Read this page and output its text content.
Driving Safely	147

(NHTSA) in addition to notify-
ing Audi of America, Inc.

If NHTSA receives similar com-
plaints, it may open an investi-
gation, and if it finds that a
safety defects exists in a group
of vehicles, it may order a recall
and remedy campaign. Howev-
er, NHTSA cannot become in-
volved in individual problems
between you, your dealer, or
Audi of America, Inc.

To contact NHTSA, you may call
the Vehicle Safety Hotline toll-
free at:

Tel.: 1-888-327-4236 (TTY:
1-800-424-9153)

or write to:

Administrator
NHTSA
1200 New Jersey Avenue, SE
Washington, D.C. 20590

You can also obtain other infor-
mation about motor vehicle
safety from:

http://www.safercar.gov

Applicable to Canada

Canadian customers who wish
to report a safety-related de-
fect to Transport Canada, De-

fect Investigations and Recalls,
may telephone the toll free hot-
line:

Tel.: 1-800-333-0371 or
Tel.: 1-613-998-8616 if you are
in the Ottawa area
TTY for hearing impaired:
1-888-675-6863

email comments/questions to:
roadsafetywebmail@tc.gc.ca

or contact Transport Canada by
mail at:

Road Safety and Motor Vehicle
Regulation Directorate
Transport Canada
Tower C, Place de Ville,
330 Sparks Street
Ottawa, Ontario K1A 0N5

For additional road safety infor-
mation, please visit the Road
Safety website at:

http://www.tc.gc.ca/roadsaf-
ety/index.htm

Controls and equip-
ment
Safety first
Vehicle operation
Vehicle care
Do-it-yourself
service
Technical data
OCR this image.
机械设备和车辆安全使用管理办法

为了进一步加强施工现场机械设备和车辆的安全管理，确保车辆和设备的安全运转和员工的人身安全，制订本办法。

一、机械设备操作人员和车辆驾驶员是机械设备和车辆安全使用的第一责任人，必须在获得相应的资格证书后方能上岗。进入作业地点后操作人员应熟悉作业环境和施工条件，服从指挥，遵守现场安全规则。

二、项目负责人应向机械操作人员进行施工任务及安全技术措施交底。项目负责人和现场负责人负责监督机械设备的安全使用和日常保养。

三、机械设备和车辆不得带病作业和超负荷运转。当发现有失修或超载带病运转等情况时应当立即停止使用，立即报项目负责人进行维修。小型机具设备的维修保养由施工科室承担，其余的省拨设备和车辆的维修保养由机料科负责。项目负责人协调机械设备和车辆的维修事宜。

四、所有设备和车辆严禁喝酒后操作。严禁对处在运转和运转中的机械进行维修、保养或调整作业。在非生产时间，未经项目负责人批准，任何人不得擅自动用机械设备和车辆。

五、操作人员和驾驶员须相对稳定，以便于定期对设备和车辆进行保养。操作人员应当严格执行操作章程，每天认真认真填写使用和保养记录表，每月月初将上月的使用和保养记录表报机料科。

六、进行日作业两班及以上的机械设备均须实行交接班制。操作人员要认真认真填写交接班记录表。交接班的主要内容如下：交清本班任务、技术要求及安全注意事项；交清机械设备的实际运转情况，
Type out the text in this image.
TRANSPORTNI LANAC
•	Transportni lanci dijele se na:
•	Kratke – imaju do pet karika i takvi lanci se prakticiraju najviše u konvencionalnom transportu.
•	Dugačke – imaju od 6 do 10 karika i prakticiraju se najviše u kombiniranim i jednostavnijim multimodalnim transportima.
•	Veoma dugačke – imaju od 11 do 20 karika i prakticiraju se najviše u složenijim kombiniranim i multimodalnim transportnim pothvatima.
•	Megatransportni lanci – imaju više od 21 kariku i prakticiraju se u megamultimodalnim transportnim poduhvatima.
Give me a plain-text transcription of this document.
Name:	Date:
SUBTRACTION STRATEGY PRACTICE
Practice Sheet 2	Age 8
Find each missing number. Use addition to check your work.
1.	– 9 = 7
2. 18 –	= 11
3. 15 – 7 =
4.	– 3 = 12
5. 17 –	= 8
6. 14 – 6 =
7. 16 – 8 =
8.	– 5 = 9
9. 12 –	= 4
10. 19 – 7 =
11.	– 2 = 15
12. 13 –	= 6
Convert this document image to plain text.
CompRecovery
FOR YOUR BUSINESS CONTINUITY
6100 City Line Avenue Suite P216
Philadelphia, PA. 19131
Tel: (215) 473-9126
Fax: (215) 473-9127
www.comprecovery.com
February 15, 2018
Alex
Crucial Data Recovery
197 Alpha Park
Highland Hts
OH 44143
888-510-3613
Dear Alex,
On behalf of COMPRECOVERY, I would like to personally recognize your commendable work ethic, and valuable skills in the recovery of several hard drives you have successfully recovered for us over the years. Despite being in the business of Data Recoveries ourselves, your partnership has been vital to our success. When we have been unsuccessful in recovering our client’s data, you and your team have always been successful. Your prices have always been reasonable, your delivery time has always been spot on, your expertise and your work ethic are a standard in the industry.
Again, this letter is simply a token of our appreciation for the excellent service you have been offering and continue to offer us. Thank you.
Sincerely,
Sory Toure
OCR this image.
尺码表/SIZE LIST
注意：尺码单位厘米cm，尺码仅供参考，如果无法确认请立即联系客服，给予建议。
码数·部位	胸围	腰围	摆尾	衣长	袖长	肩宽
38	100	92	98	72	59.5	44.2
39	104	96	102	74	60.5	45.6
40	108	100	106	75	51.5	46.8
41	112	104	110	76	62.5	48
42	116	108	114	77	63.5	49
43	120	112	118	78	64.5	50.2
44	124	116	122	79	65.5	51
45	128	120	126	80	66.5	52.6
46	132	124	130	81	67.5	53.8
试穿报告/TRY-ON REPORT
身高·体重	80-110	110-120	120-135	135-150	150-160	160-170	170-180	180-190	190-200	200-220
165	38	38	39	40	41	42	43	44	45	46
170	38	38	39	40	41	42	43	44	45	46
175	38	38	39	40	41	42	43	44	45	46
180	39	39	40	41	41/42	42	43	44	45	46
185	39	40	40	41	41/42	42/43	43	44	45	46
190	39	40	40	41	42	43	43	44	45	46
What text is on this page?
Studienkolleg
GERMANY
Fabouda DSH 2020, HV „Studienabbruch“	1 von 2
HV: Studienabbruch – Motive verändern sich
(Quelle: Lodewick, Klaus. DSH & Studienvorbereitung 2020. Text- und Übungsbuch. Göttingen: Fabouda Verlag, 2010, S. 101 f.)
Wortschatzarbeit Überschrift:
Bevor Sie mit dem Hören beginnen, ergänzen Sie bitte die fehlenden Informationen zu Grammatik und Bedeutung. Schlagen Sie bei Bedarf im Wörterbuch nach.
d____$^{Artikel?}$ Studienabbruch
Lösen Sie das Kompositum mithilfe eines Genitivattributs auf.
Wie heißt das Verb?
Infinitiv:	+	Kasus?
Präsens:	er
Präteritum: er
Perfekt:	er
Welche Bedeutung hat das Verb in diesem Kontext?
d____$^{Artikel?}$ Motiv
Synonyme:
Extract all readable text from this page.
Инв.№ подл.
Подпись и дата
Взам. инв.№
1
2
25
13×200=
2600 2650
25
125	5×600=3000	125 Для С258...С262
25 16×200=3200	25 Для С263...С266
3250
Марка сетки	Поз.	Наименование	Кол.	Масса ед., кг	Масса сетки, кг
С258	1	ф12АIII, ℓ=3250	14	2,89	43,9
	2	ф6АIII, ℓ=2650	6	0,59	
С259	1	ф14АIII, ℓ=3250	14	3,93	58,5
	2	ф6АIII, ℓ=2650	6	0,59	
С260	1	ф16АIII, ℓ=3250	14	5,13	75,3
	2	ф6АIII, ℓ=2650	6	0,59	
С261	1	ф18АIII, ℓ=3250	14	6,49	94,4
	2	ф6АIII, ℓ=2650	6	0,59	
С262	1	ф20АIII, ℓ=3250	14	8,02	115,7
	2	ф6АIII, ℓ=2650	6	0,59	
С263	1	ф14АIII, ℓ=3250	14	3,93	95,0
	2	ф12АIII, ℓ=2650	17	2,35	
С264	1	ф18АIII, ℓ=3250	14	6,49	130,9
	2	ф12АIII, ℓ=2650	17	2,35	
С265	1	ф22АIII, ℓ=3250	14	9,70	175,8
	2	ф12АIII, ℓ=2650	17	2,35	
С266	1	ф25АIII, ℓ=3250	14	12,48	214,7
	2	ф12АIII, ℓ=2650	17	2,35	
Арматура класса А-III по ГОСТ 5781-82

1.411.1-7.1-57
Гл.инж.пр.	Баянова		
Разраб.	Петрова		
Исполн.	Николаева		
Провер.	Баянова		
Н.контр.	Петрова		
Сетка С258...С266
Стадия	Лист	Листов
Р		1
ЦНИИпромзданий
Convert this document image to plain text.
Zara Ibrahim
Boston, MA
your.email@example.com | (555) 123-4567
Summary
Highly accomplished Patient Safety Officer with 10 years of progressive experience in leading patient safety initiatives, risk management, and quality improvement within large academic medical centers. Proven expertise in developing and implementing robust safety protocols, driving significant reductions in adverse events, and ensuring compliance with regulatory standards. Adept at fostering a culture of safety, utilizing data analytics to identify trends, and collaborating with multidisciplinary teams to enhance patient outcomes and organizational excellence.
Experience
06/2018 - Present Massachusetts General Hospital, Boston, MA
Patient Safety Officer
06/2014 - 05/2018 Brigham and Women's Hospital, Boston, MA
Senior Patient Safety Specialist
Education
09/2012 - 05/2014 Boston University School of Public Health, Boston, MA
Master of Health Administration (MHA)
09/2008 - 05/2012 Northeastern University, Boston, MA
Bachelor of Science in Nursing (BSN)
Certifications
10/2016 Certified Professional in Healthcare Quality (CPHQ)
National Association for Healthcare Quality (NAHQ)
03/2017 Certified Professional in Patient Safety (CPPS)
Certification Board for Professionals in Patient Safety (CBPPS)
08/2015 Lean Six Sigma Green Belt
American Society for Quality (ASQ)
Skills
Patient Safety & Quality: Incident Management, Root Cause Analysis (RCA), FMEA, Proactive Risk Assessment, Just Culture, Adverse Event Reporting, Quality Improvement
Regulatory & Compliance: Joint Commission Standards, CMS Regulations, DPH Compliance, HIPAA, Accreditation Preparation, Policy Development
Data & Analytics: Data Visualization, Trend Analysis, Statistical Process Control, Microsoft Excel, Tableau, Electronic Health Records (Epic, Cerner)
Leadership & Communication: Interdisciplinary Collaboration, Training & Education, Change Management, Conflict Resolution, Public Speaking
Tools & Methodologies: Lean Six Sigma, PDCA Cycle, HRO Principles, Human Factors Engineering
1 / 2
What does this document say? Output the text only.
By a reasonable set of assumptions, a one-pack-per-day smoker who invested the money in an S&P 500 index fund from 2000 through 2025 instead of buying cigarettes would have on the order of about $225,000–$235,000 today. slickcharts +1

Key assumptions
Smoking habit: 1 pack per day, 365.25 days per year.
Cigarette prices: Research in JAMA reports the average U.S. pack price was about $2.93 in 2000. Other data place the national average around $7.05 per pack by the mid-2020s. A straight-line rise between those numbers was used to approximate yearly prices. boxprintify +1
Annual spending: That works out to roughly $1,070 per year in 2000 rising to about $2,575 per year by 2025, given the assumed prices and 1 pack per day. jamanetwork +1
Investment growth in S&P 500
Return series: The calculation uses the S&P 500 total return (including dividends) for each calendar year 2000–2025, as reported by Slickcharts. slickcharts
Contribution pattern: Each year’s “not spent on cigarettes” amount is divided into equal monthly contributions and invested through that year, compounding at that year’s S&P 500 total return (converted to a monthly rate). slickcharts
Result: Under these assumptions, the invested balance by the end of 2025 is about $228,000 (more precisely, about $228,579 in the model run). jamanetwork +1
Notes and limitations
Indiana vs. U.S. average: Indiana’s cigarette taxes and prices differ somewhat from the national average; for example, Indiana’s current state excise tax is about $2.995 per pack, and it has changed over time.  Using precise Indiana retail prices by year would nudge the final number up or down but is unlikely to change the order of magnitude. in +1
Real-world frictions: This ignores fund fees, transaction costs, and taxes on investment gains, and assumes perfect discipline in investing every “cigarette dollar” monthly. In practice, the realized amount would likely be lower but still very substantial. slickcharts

Exercise: Your task is to gather all lines from the entries above that hold the word "return".

Answer for this exercise:
Return series: The calculation uses the S&P 500 total return (including dividends) for each calendar year 2000–2025, as reported by Slickcharts. slickcharts
Contribution pattern: Each year’s “not spent on cigarettes” amount is divided into equal monthly contributions and invested through that year, compounding at that year’s S&P 500 total return (converted to a monthly rate). slickcharts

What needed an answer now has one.